- **WHAT IS BEING ASKED**
Every line holding the string "quantity" should be gathered.

Data records:

***

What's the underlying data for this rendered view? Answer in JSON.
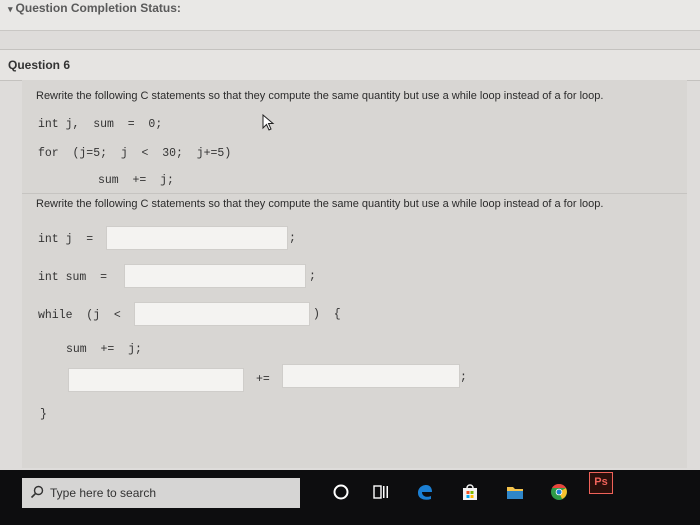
{
  "header": {
    "status_label": "Question Completion Status:"
  },
  "question": {
    "number_label": "Question 6",
    "instruction": "Rewrite the following C statements so that they compute the same quantity but use a while loop instead of a for loop.",
    "original_code": [
      "int j,  sum  =  0;",
      "for  (j=5;  j  <  30;  j+=5)",
      "sum  +=  j;"
    ],
    "instruction_repeat": "Rewrite the following C statements so that they compute the same quantity but use a while loop instead of a for loop.",
    "answer_template": {
      "line1_prefix": "int j  =",
      "line1_suffix": ";",
      "line2_prefix": "int sum  =",
      "line2_suffix": ";",
      "line3_prefix": "while  (j  <",
      "line3_suffix": ")  {",
      "line4": "sum  +=  j;",
      "line5_middle": "+=",
      "line5_suffix": ";",
      "closing_brace": "}"
    },
    "fields": {
      "j_init": "",
      "sum_init": "",
      "while_cond": "",
      "lhs": "",
      "rhs": ""
    }
  },
  "taskbar": {
    "search_placeholder": "Type here to search",
    "icons": [
      "cortana-icon",
      "task-view-icon",
      "edge-icon",
      "store-icon",
      "folder-icon",
      "chrome-icon",
      "photoshop-icon"
    ],
    "photoshop_label": "Ps"
  },
  "colors": {
    "page_bg": "#dedcda",
    "taskbar_bg": "#0d0d0f",
    "edge_blue": "#1b7fd3",
    "chrome_red": "#e8453c",
    "chrome_yellow": "#f6c02d",
    "chrome_green": "#2e9b48",
    "photoshop_red": "#f0625a"
  }
}
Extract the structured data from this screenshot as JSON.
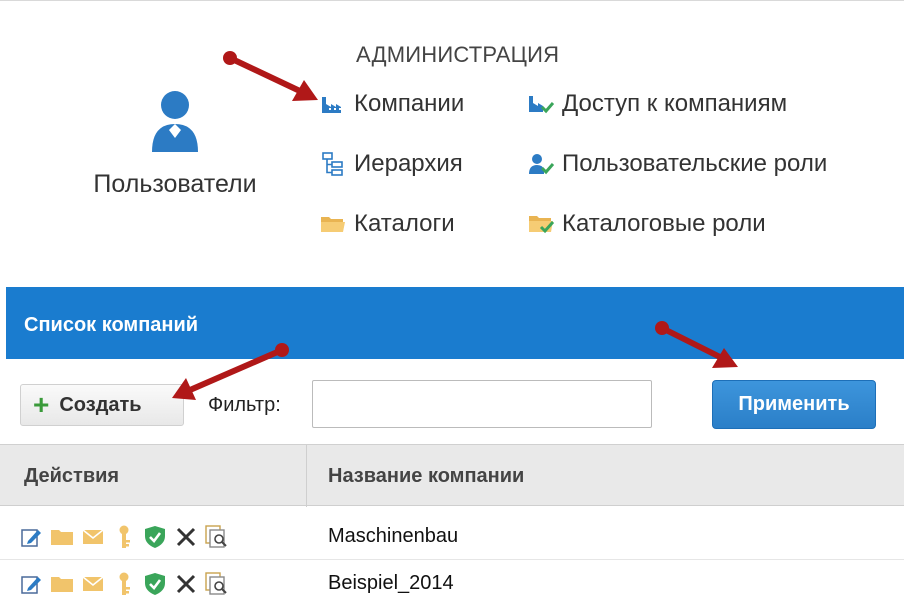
{
  "users": {
    "label": "Пользователи"
  },
  "admin": {
    "title": "АДМИНИСТРАЦИЯ",
    "items": [
      {
        "label": "Компании",
        "icon": "factory-icon"
      },
      {
        "label": "Доступ к компаниям",
        "icon": "factory-check-icon"
      },
      {
        "label": "Иерархия",
        "icon": "hierarchy-icon"
      },
      {
        "label": "Пользовательские роли",
        "icon": "user-check-icon"
      },
      {
        "label": "Каталоги",
        "icon": "folder-icon"
      },
      {
        "label": "Каталоговые роли",
        "icon": "folder-check-icon"
      }
    ]
  },
  "panel": {
    "title": "Список компаний"
  },
  "toolbar": {
    "create_label": "Создать",
    "filter_label": "Фильтр:",
    "filter_value": "",
    "apply_label": "Применить"
  },
  "table": {
    "columns": [
      "Действия",
      "Название компании"
    ],
    "rows": [
      {
        "name": "Maschinenbau"
      },
      {
        "name": "Beispiel_2014"
      }
    ]
  },
  "colors": {
    "accent": "#1a7ccf",
    "annotation_arrow": "#b01818",
    "folder": "#f1c46b",
    "shield": "#3aa55a"
  }
}
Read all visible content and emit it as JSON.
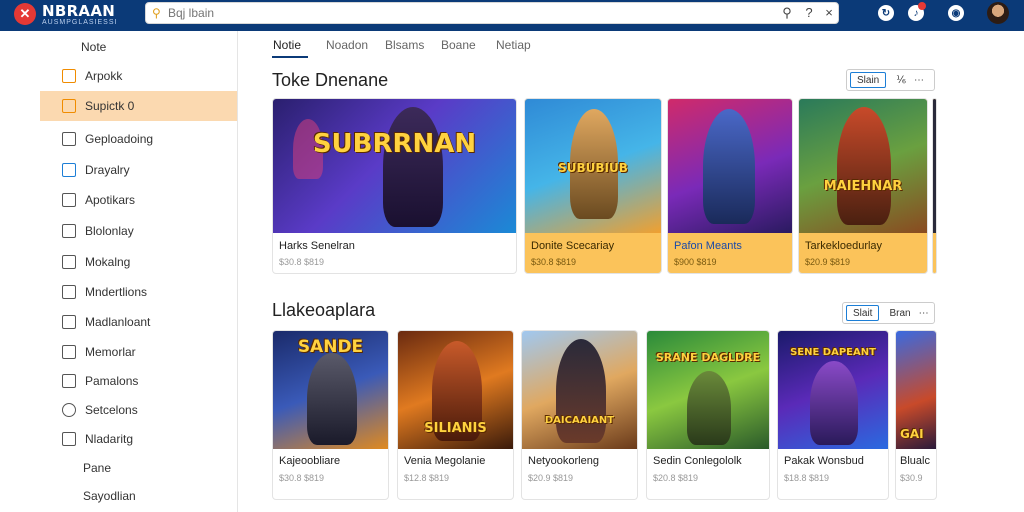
{
  "header": {
    "brand": "NBRAAN",
    "brand_sub": "AUSMPGLASIESSI",
    "search_placeholder": "Bqj lbain",
    "icons": [
      "search-icon",
      "help-icon",
      "close-icon",
      "refresh-icon",
      "notifications-icon",
      "settings-icon",
      "avatar"
    ]
  },
  "sidebar": {
    "top_label": "Note",
    "items": [
      {
        "label": "Arpokk",
        "icon": "home-icon"
      },
      {
        "label": "Supictk 0",
        "icon": "store-icon",
        "active": true
      },
      {
        "label": "Geploadoing",
        "icon": "download-icon"
      },
      {
        "label": "Drayalry",
        "icon": "library-icon"
      },
      {
        "label": "Apotikars",
        "icon": "folder-icon"
      },
      {
        "label": "Blolonlay",
        "icon": "document-icon"
      },
      {
        "label": "Mokalng",
        "icon": "mail-icon"
      },
      {
        "label": "Mndertlions",
        "icon": "grid-icon"
      },
      {
        "label": "Madlanloant",
        "icon": "bookmark-icon"
      },
      {
        "label": "Memorlar",
        "icon": "chat-icon"
      },
      {
        "label": "Pamalons",
        "icon": "calendar-icon"
      },
      {
        "label": "Setcelons",
        "icon": "clock-icon"
      },
      {
        "label": "Nladaritg",
        "icon": "info-icon"
      }
    ],
    "bottom_labels": [
      "Pane",
      "Sayodlian"
    ]
  },
  "tabs": [
    "Notie",
    "Noadon",
    "Blsams",
    "Boane",
    "Netiap"
  ],
  "section1": {
    "title": "Toke Dnenane",
    "control_pill": "Slain",
    "control_ext": "⅙",
    "cards": [
      {
        "art_title": "SUBRRNAN",
        "title": "Harks Senelran",
        "price": "$30.8 $819"
      },
      {
        "art_title": "SUBUBIUB",
        "title": "Donite Scecariay",
        "price": "$30.8 $819"
      },
      {
        "art_title": "",
        "title": "Pafon Meants",
        "price": "$900 $819"
      },
      {
        "art_title": "MAIEHNAR",
        "title": "Tarkekloedurlay",
        "price": "$20.9 $819"
      }
    ]
  },
  "section2": {
    "title": "Llakeoaplara",
    "control_pill": "Slait",
    "control_ext": "Bran",
    "cards": [
      {
        "art_title": "SANDE",
        "title": "Kajeoobliare",
        "price": "$30.8 $819"
      },
      {
        "art_title": "SILIANIS",
        "title": "Venia Megolanie",
        "price": "$12.8 $819"
      },
      {
        "art_title": "DAICAAIANT",
        "title": "Netyookorleng",
        "price": "$20.9 $819"
      },
      {
        "art_title": "SRANE DAGLDRE",
        "title": "Sedin Conlegololk",
        "price": "$20.8 $819"
      },
      {
        "art_title": "SENE DAPEANT",
        "title": "Pakak Wonsbud",
        "price": "$18.8 $819"
      },
      {
        "art_title": "GAI",
        "title": "Blualc",
        "price": "$30.9"
      }
    ]
  },
  "colors": {
    "header": "#0b3a78",
    "active_sidebar": "#fbd9b0",
    "gold_card": "#fbc35a",
    "accent": "#1c7ed6"
  }
}
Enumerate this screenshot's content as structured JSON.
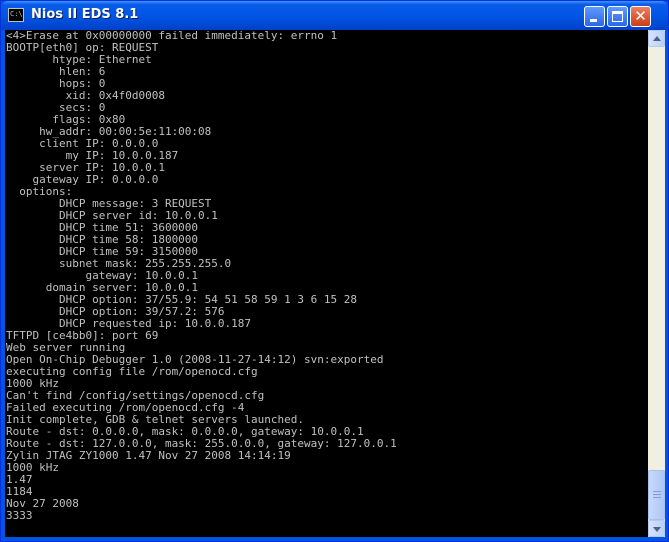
{
  "window": {
    "title": "Nios II EDS 8.1",
    "app_icon_text": "C:\\"
  },
  "console": {
    "lines": [
      "<4>Erase at 0x00000000 failed immediately: errno 1",
      "BOOTP[eth0] op: REQUEST",
      "       htype: Ethernet",
      "        hlen: 6",
      "        hops: 0",
      "         xid: 0x4f0d0008",
      "        secs: 0",
      "       flags: 0x80",
      "     hw_addr: 00:00:5e:11:00:08",
      "     client IP: 0.0.0.0",
      "         my IP: 10.0.0.187",
      "     server IP: 10.0.0.1",
      "    gateway IP: 0.0.0.0",
      "  options:",
      "        DHCP message: 3 REQUEST",
      "        DHCP server id: 10.0.0.1",
      "        DHCP time 51: 3600000",
      "        DHCP time 58: 1800000",
      "        DHCP time 59: 3150000",
      "        subnet mask: 255.255.255.0",
      "            gateway: 10.0.0.1",
      "      domain server: 10.0.0.1",
      "        DHCP option: 37/55.9: 54 51 58 59 1 3 6 15 28",
      "        DHCP option: 39/57.2: 576",
      "        DHCP requested ip: 10.0.0.187",
      "TFTPD [ce4bb0]: port 69",
      "Web server running",
      "Open On-Chip Debugger 1.0 (2008-11-27-14:12) svn:exported",
      "executing config file /rom/openocd.cfg",
      "1000 kHz",
      "Can't find /config/settings/openocd.cfg",
      "Failed executing /rom/openocd.cfg -4",
      "Init complete, GDB & telnet servers launched.",
      "Route - dst: 0.0.0.0, mask: 0.0.0.0, gateway: 10.0.0.1",
      "Route - dst: 127.0.0.0, mask: 255.0.0.0, gateway: 127.0.0.1",
      "Zylin JTAG ZY1000 1.47 Nov 27 2008 14:14:19",
      "1000 kHz",
      "1.47",
      "1184",
      "Nov 27 2008",
      "3333"
    ]
  },
  "colors": {
    "console_background": "#000000",
    "console_text": "#c0c0c0",
    "titlebar": "#0055e5"
  }
}
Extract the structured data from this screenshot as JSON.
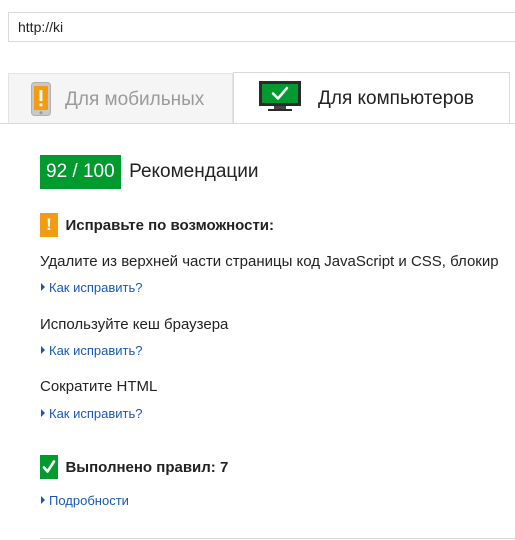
{
  "url_bar": {
    "value": "http://ki"
  },
  "tabs": {
    "mobile": {
      "label": "Для мобильных",
      "icon": "mobile-phone-icon",
      "warning_color": "#f39c12"
    },
    "desktop": {
      "label": "Для компьютеров",
      "icon": "desktop-monitor-icon",
      "active": true
    }
  },
  "score": {
    "value": "92 / 100",
    "label": "Рекомендации",
    "color": "#009a2f"
  },
  "fix_section": {
    "title": "Исправьте по возможности:",
    "badge": "!",
    "badge_color": "#f39c12",
    "rules": [
      {
        "text": "Удалите из верхней части страницы код JavaScript и CSS, блокир",
        "link": "Как исправить?"
      },
      {
        "text": "Используйте кеш браузера",
        "link": "Как исправить?"
      },
      {
        "text": "Сократите HTML",
        "link": "Как исправить?"
      }
    ]
  },
  "passed_section": {
    "title": "Выполнено правил: 7",
    "badge_color": "#009a2f",
    "link": "Подробности"
  },
  "colors": {
    "link": "#1a58b5",
    "accent_green": "#009a2f",
    "warning_orange": "#f39c12"
  }
}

***

- **SOLUTION**
    "instruction": "Rewrite the following C statements so that they compute the same quantity but use a while loop instead of a for loop.",
    "instruction_repeat": "Rewrite the following C statements so that they compute the same quantity but use a while loop instead of a for loop.",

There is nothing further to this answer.